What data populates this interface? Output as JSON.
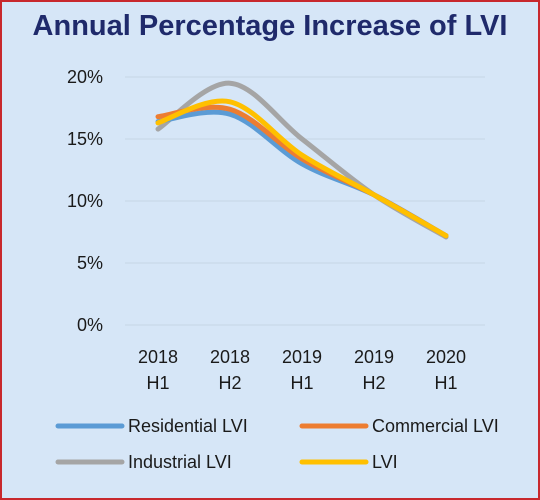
{
  "chart_data": {
    "type": "line",
    "title": "Annual Percentage Increase of LVI",
    "x": [
      "2018 H1",
      "2018 H2",
      "2019 H1",
      "2019 H2",
      "2020 H1"
    ],
    "x_tick_lines": [
      [
        "2018",
        "H1"
      ],
      [
        "2018",
        "H2"
      ],
      [
        "2019",
        "H1"
      ],
      [
        "2019",
        "H2"
      ],
      [
        "2020",
        "H1"
      ]
    ],
    "ylim": [
      0,
      20
    ],
    "y_ticks": [
      0,
      5,
      10,
      15,
      20
    ],
    "y_tick_labels": [
      "0%",
      "5%",
      "10%",
      "15%",
      "20%"
    ],
    "grid": true,
    "legend_position": "bottom",
    "series": [
      {
        "name": "Residential LVI",
        "color": "#5b9bd5",
        "values": [
          16.4,
          17.0,
          13.0,
          10.5,
          7.2
        ]
      },
      {
        "name": "Commercial LVI",
        "color": "#ed7d31",
        "values": [
          16.8,
          17.4,
          13.4,
          10.5,
          7.2
        ]
      },
      {
        "name": "Industrial LVI",
        "color": "#a5a5a5",
        "values": [
          15.8,
          19.5,
          15.0,
          10.5,
          7.1
        ]
      },
      {
        "name": "LVI",
        "color": "#ffc000",
        "values": [
          16.3,
          18.0,
          13.7,
          10.5,
          7.2
        ]
      }
    ]
  }
}
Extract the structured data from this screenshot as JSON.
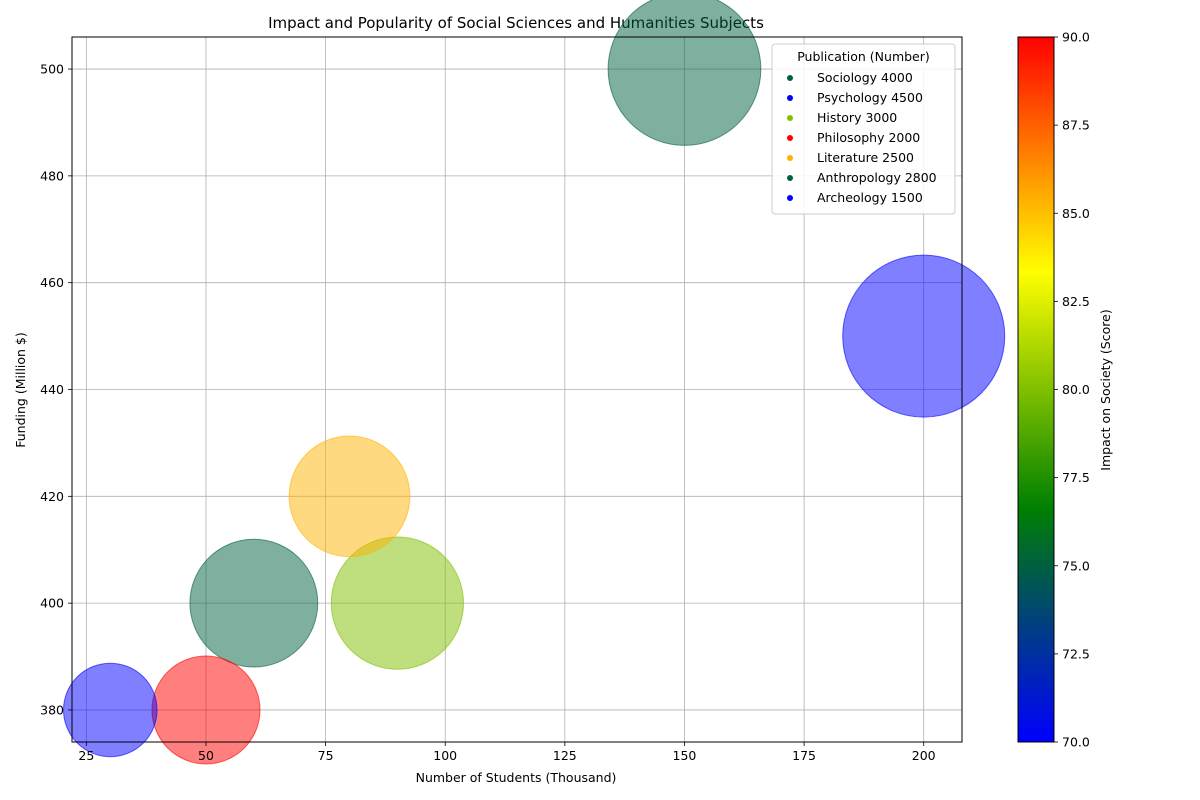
{
  "chart_data": {
    "type": "scatter",
    "title": "Impact and Popularity of Social Sciences and Humanities Subjects",
    "xlabel": "Number of Students (Thousand)",
    "ylabel": "Funding (Million $)",
    "xlim": [
      22,
      208
    ],
    "ylim": [
      374,
      506
    ],
    "xticks": [
      "25",
      "50",
      "75",
      "100",
      "125",
      "150",
      "175",
      "200"
    ],
    "yticks": [
      "380",
      "400",
      "420",
      "440",
      "460",
      "480",
      "500"
    ],
    "grid": true,
    "legend_title": "Publication (Number)",
    "legend_position": "top-right",
    "colorbar": {
      "label": "Impact on Society (Score)",
      "range": [
        70,
        90
      ],
      "ticks": [
        "70.0",
        "72.5",
        "75.0",
        "77.5",
        "80.0",
        "82.5",
        "85.0",
        "87.5",
        "90.0"
      ],
      "colors": [
        "#0000ff",
        "#008000",
        "#ffff00",
        "#ff0000"
      ]
    },
    "points": [
      {
        "subject": "Sociology",
        "students": 150,
        "funding": 500,
        "publications": 4000,
        "color": "#005f40",
        "legend": "Sociology 4000"
      },
      {
        "subject": "Psychology",
        "students": 200,
        "funding": 450,
        "publications": 4500,
        "color": "#0000ff",
        "legend": "Psychology 4500"
      },
      {
        "subject": "History",
        "students": 90,
        "funding": 400,
        "publications": 3000,
        "color": "#80c000",
        "legend": "History 3000"
      },
      {
        "subject": "Philosophy",
        "students": 50,
        "funding": 380,
        "publications": 2000,
        "color": "#ff0000",
        "legend": "Philosophy 2000"
      },
      {
        "subject": "Literature",
        "students": 80,
        "funding": 420,
        "publications": 2500,
        "color": "#ffb300",
        "legend": "Literature 2500"
      },
      {
        "subject": "Anthropology",
        "students": 60,
        "funding": 400,
        "publications": 2800,
        "color": "#005f40",
        "legend": "Anthropology 2800"
      },
      {
        "subject": "Archeology",
        "students": 30,
        "funding": 380,
        "publications": 1500,
        "color": "#0000ff",
        "legend": "Archeology 1500"
      }
    ]
  }
}
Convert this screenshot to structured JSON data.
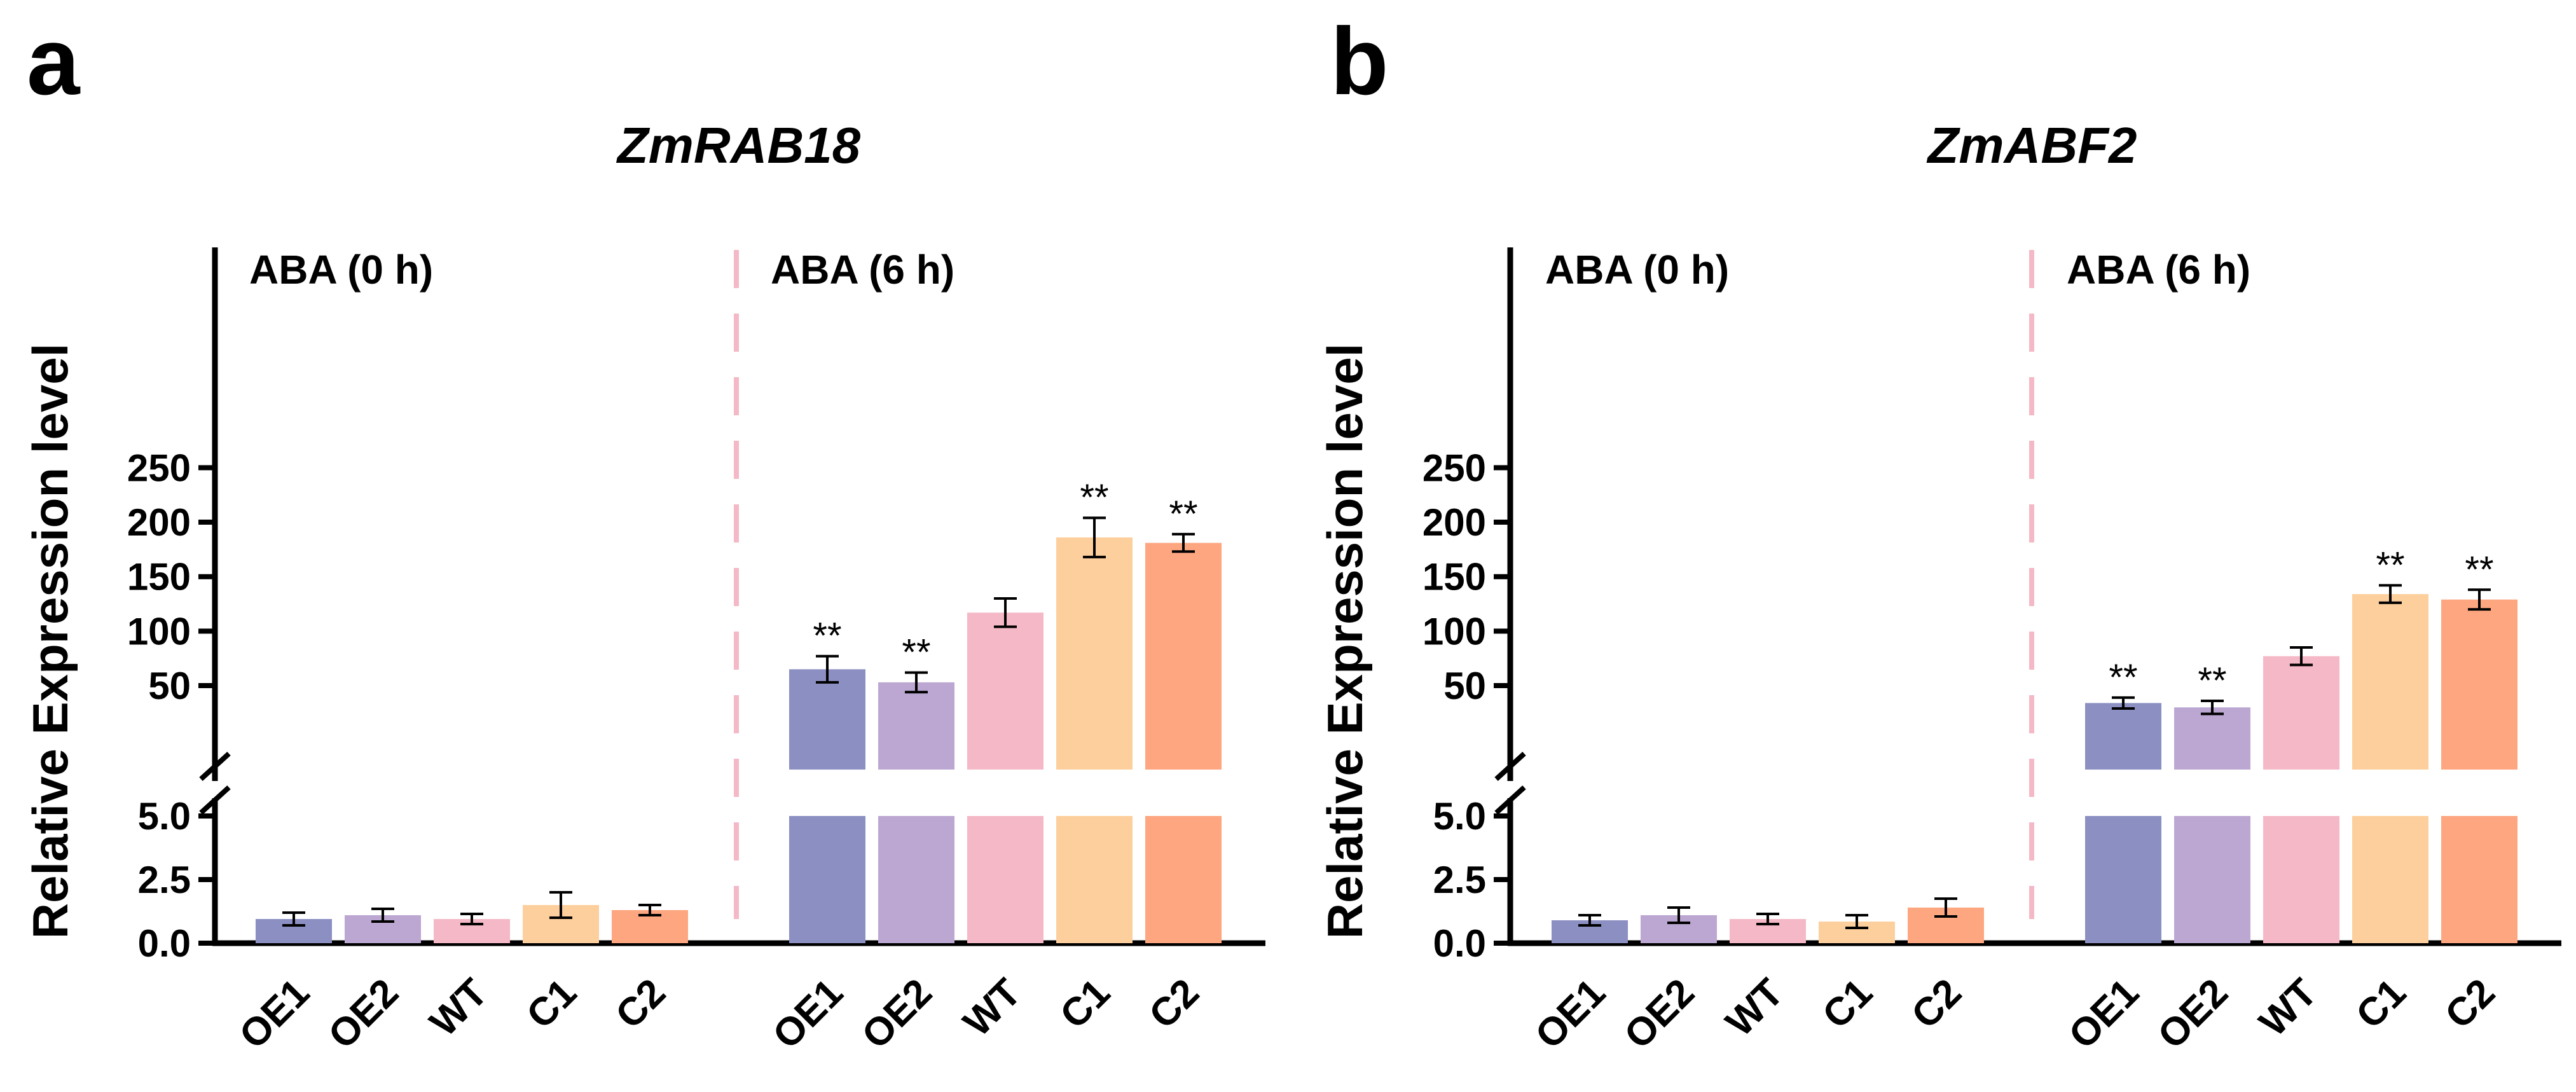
{
  "colors": {
    "OE1": "#8b8fc2",
    "OE2": "#bba7d2",
    "WT": "#f4b8c6",
    "C1": "#fdcf9c",
    "C2": "#fda67f",
    "divider": "#f4b8c6",
    "axis": "#000000"
  },
  "chart_data": [
    {
      "type": "bar",
      "panel_label": "a",
      "title": "ZmRAB18",
      "ylabel": "Relative Expression level",
      "y_axis_break": {
        "lower_range": [
          0,
          5
        ],
        "upper_range": [
          10,
          250
        ]
      },
      "yticks_lower": [
        "0.0",
        "2.5",
        "5.0"
      ],
      "yticks_upper": [
        "50",
        "100",
        "150",
        "200",
        "250"
      ],
      "groups": [
        {
          "condition": "ABA (0 h)",
          "categories": [
            "OE1",
            "OE2",
            "WT",
            "C1",
            "C2"
          ],
          "values": [
            0.95,
            1.1,
            0.95,
            1.5,
            1.3
          ],
          "errors": [
            0.25,
            0.25,
            0.2,
            0.5,
            0.2
          ],
          "significance": [
            "",
            "",
            "",
            "",
            ""
          ]
        },
        {
          "condition": "ABA (6 h)",
          "categories": [
            "OE1",
            "OE2",
            "WT",
            "C1",
            "C2"
          ],
          "values": [
            65,
            53,
            117,
            186,
            181
          ],
          "errors": [
            12,
            9,
            13,
            18,
            8
          ],
          "significance": [
            "**",
            "**",
            "",
            "**",
            "**"
          ]
        }
      ]
    },
    {
      "type": "bar",
      "panel_label": "b",
      "title": "ZmABF2",
      "ylabel": "Relative Expression level",
      "y_axis_break": {
        "lower_range": [
          0,
          5
        ],
        "upper_range": [
          10,
          250
        ]
      },
      "yticks_lower": [
        "0.0",
        "2.5",
        "5.0"
      ],
      "yticks_upper": [
        "50",
        "100",
        "150",
        "200",
        "250"
      ],
      "groups": [
        {
          "condition": "ABA (0 h)",
          "categories": [
            "OE1",
            "OE2",
            "WT",
            "C1",
            "C2"
          ],
          "values": [
            0.9,
            1.1,
            0.95,
            0.85,
            1.4
          ],
          "errors": [
            0.2,
            0.3,
            0.2,
            0.25,
            0.35
          ],
          "significance": [
            "",
            "",
            "",
            "",
            ""
          ]
        },
        {
          "condition": "ABA (6 h)",
          "categories": [
            "OE1",
            "OE2",
            "WT",
            "C1",
            "C2"
          ],
          "values": [
            34,
            30,
            77,
            134,
            129
          ],
          "errors": [
            5,
            6,
            8,
            8,
            9
          ],
          "significance": [
            "**",
            "**",
            "",
            "**",
            "**"
          ]
        }
      ]
    }
  ]
}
##############################
WHAT NEEDS TO BE DONE:
Look through the records and gather each line with the word "type".

REPLY TO THE TASK:
    "type": "line",
    "type": "scatter",
      "type": "bar",
      "type": "bar",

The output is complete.